[Exercise brief]
Give back the entire listing verbatim.

• • • • •

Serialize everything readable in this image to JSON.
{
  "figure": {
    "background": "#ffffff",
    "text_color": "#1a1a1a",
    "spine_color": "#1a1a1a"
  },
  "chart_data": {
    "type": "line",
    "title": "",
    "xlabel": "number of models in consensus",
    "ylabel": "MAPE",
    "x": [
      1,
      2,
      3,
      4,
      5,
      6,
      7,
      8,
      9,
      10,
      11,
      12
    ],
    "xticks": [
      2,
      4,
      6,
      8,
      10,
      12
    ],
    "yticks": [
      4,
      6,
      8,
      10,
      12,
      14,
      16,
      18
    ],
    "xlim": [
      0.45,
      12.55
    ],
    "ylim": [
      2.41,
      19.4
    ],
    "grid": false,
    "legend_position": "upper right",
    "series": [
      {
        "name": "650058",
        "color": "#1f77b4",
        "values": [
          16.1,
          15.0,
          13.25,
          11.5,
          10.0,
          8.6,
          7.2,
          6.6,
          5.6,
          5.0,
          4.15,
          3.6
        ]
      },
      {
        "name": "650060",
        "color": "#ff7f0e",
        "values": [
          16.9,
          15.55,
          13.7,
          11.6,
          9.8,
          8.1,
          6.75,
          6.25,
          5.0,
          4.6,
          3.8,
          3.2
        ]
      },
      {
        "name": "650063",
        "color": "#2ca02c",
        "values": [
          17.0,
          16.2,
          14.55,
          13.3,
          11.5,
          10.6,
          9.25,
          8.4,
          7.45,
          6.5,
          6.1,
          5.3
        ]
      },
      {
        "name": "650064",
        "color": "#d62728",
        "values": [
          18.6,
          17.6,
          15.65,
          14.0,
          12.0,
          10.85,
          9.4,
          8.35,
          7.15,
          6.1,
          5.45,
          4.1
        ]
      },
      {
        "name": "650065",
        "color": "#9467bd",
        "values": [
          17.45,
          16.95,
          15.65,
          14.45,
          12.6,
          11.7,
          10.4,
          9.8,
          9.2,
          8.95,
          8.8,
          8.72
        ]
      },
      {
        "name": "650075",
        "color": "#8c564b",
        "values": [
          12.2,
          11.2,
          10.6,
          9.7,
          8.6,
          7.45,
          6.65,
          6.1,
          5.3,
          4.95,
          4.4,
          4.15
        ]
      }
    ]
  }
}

• • • • •

[Task result]
Serialize everything readable in this image to JSON.
{
  "figure": {
    "background": "#ffffff",
    "text_color": "#1a1a1a",
    "spine_color": "#1a1a1a"
  },
  "chart_data": {
    "type": "line",
    "title": "",
    "xlabel": "number of models in consensus",
    "ylabel": "MAPE",
    "x": [
      1,
      2,
      3,
      4,
      5,
      6,
      7,
      8,
      9,
      10,
      11,
      12
    ],
    "xticks": [
      2,
      4,
      6,
      8,
      10,
      12
    ],
    "yticks": [
      4,
      6,
      8,
      10,
      12,
      14,
      16,
      18
    ],
    "xlim": [
      0.45,
      12.55
    ],
    "ylim": [
      2.41,
      19.4
    ],
    "grid": false,
    "legend_position": "upper right",
    "series": [
      {
        "name": "650058",
        "color": "#1f77b4",
        "values": [
          16.1,
          15.0,
          13.25,
          11.5,
          10.0,
          8.6,
          7.2,
          6.6,
          5.6,
          5.0,
          4.15,
          3.6
        ]
      },
      {
        "name": "650060",
        "color": "#ff7f0e",
        "values": [
          16.9,
          15.55,
          13.7,
          11.6,
          9.8,
          8.1,
          6.75,
          6.25,
          5.0,
          4.6,
          3.8,
          3.2
        ]
      },
      {
        "name": "650063",
        "color": "#2ca02c",
        "values": [
          17.0,
          16.2,
          14.55,
          13.3,
          11.5,
          10.6,
          9.25,
          8.4,
          7.45,
          6.5,
          6.1,
          5.3
        ]
      },
      {
        "name": "650064",
        "color": "#d62728",
        "values": [
          18.6,
          17.6,
          15.65,
          14.0,
          12.0,
          10.85,
          9.4,
          8.35,
          7.15,
          6.1,
          5.45,
          4.1
        ]
      },
      {
        "name": "650065",
        "color": "#9467bd",
        "values": [
          17.45,
          16.95,
          15.65,
          14.45,
          12.6,
          11.7,
          10.4,
          9.8,
          9.2,
          8.95,
          8.8,
          8.72
        ]
      },
      {
        "name": "650075",
        "color": "#8c564b",
        "values": [
          12.2,
          11.2,
          10.6,
          9.7,
          8.6,
          7.45,
          6.65,
          6.1,
          5.3,
          4.95,
          4.4,
          4.15
        ]
      }
    ]
  }
}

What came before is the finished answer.